The request:
Below are records; state how many of their lines hold the word "ANSWER", and give only the figure.

Information given:
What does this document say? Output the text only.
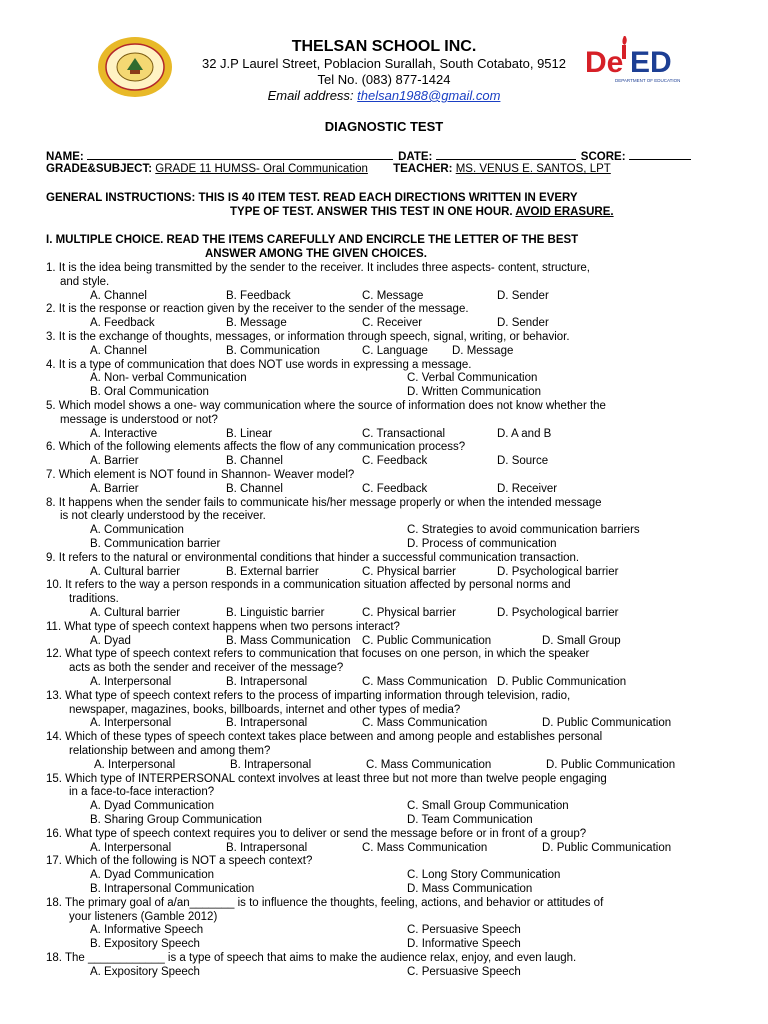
De ED
DEPARTMENT OF EDUCATION
THELSAN SCHOOL INC.
32 J.P Laurel Street, Poblacion Surallah, South Cotabato, 9512
Tel No. (083) 877-1424
Email address: thelsan1988@gmail.com
DIAGNOSTIC TEST
NAME:	DATE:	SCORE:
GRADE&SUBJECT: GRADE 11 HUMSS- Oral Communication TEACHER: MS. VENUS E. SANTOS, LPT
GENERAL INSTRUCTIONS: THIS IS 40 ITEM TEST. READ EACH DIRECTIONS WRITTEN IN EVERY
TYPE OF TEST. ANSWER THIS TEST IN ONE HOUR. AVOID ERASURE.
I. MULTIPLE CHOICE. READ THE ITEMS CAREFULLY AND ENCIRCLE THE LETTER OF THE BEST
ANSWER AMONG THE GIVEN CHOICES.
1. It is the idea being transmitted by the sender to the receiver. It includes three aspects- content, structure,
and style.
A. Channel	B. Feedback	C. Message	D. Sender
2. It is the response or reaction given by the receiver to the sender of the message.
A. Feedback	B. Message	C. Receiver	D. Sender
3. It is the exchange of thoughts, messages, or information through speech, signal, writing, or behavior.
A. Channel	B. Communication	C. Language D. Message
4. It is a type of communication that does NOT use words in expressing a message.
A. Non- verbal Communication	C. Verbal Communication
B. Oral Communication	D. Written Communication
5. Which model shows a one- way communication where the source of information does not know whether the
message is understood or not?
A. Interactive	B. Linear	C. Transactional	D. A and B
6. Which of the following elements affects the flow of any communication process?
A. Barrier	B. Channel	C. Feedback	D. Source
7. Which element is NOT found in Shannon- Weaver model?
A. Barrier	B. Channel	C. Feedback	D. Receiver
8. It happens when the sender fails to communicate his/her message properly or when the intended message
is not clearly understood by the receiver.
A. Communication	C. Strategies to avoid communication barriers
B. Communication barrier	D. Process of communication
9. It refers to the natural or environmental conditions that hinder a successful communication transaction.
A. Cultural barrier	B. External barrier	C. Physical barrier	D. Psychological barrier
10. It refers to the way a person responds in a communication situation affected by personal norms and
traditions.
A. Cultural barrier	B. Linguistic barrier	C. Physical barrier	D. Psychological barrier
11. What type of speech context happens when two persons interact?
A. Dyad	B. Mass Communication C. Public Communication	D. Small Group
12. What type of speech context refers to communication that focuses on one person, in which the speaker
acts as both the sender and receiver of the message?
A. Interpersonal	B. Intrapersonal	C. Mass Communication D. Public Communication
13. What type of speech context refers to the process of imparting information through television, radio,
newspaper, magazines, books, billboards, internet and other types of media?
A. Interpersonal	B. Intrapersonal	C. Mass Communication	D. Public Communication
14. Which of these types of speech context takes place between and among people and establishes personal
relationship between and among them?
A. Interpersonal	B. Intrapersonal	C. Mass Communication	D. Public Communication
15. Which type of INTERPERSONAL context involves at least three but not more than twelve people engaging
in a face-to-face interaction?
A. Dyad Communication	C. Small Group Communication
B. Sharing Group Communication	D. Team Communication
16. What type of speech context requires you to deliver or send the message before or in front of a group?
A. Interpersonal	B. Intrapersonal	C. Mass Communication	D. Public Communication
17. Which of the following is NOT a speech context?
A. Dyad Communication	C. Long Story Communication
B. Intrapersonal Communication	D. Mass Communication
18. The primary goal of a/an_______ is to influence the thoughts, feeling, actions, and behavior or attitudes of
your listeners (Gamble 2012)
A. Informative Speech	C. Persuasive Speech
B. Expository Speech	D. Informative Speech
18. The ____________ is a type of speech that aims to make the audience relax, enjoy, and even laugh.
A. Expository Speech	C. Persuasive Speech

The solution:
2